▶ Records

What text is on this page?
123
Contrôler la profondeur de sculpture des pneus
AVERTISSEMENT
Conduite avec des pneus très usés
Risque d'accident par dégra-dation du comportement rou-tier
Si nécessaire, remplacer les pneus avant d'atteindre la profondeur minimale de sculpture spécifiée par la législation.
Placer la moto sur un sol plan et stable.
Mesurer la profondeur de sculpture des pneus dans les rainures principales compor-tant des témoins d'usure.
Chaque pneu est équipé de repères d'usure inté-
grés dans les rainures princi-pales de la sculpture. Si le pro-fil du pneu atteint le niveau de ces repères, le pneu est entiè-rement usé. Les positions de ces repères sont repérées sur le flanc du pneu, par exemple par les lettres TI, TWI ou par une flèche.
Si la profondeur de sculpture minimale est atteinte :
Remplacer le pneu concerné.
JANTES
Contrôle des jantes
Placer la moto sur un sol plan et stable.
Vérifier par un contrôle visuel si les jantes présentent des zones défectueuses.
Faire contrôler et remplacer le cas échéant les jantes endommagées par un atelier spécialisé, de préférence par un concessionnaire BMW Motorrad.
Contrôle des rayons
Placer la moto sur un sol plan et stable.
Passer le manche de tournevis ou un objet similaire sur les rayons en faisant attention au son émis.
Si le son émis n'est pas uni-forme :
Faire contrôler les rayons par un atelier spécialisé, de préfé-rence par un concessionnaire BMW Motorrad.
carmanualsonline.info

▶ What the exercise asks
Find how many lines in the material hold the word "spécialisé" and state that number alone.

▶ Exercise result
2